#### [EXERCISE REQUIREMENTS]
Each line of the listing that contains the word "stats" is to be copied.

#### [DATA FOR THE TASK]

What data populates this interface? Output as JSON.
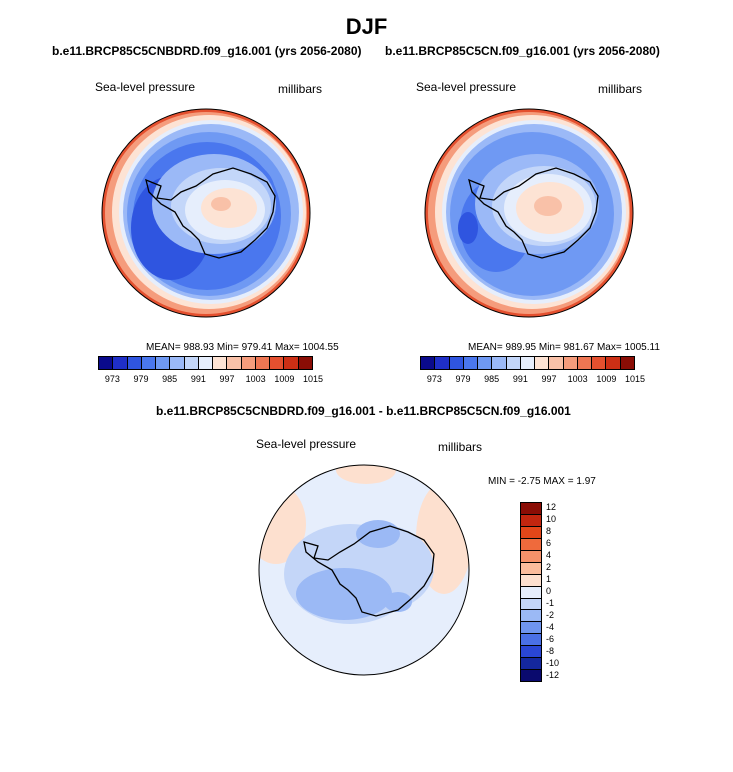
{
  "figure": {
    "title": "DJF"
  },
  "panels": [
    {
      "id": "left",
      "title": "b.e11.BRCP85C5CNBDRD.f09_g16.001 (yrs 2056-2080)",
      "variable": "Sea-level pressure",
      "units": "millibars",
      "stats": "MEAN= 988.93  Min= 979.41  Max= 1004.55"
    },
    {
      "id": "right",
      "title": "b.e11.BRCP85C5CN.f09_g16.001 (yrs 2056-2080)",
      "variable": "Sea-level pressure",
      "units": "millibars",
      "stats": "MEAN= 989.95  Min= 981.67  Max= 1005.11"
    },
    {
      "id": "diff",
      "title": "b.e11.BRCP85C5CNBDRD.f09_g16.001 - b.e11.BRCP85C5CN.f09_g16.001",
      "variable": "Sea-level pressure",
      "units": "millibars",
      "stats": "MIN =  -2.75 MAX =   1.97"
    }
  ],
  "colorbar_abs": {
    "tick_labels": [
      "973",
      "979",
      "985",
      "991",
      "997",
      "1003",
      "1009",
      "1015"
    ],
    "colors": [
      "#0a0a8c",
      "#1f2fc8",
      "#2f55e0",
      "#4a77ee",
      "#6f99f3",
      "#9bb9f7",
      "#c3d6f9",
      "#e6eefc",
      "#fde3d4",
      "#f9c1a8",
      "#f59c7c",
      "#ee7653",
      "#e4502f",
      "#cc2f15",
      "#8a0d05"
    ]
  },
  "colorbar_diff": {
    "tick_labels": [
      "12",
      "10",
      "8",
      "6",
      "4",
      "2",
      "1",
      "0",
      "-1",
      "-2",
      "-4",
      "-6",
      "-8",
      "-10",
      "-12"
    ],
    "colors": [
      "#8a0d05",
      "#c2260f",
      "#e34619",
      "#ef6a3c",
      "#f6926a",
      "#fbbc9c",
      "#fde0cf",
      "#e6eefc",
      "#c4d6f8",
      "#9bb9f5",
      "#6f95ef",
      "#4a70e6",
      "#2a46d4",
      "#14279e",
      "#0a0a6e"
    ]
  }
}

#### [CORRECT RESULT]
      "stats": "MEAN= 988.93  Min= 979.41  Max= 1004.55"
      "stats": "MEAN= 989.95  Min= 981.67  Max= 1005.11"
      "stats": "MIN =  -2.75 MAX =   1.97"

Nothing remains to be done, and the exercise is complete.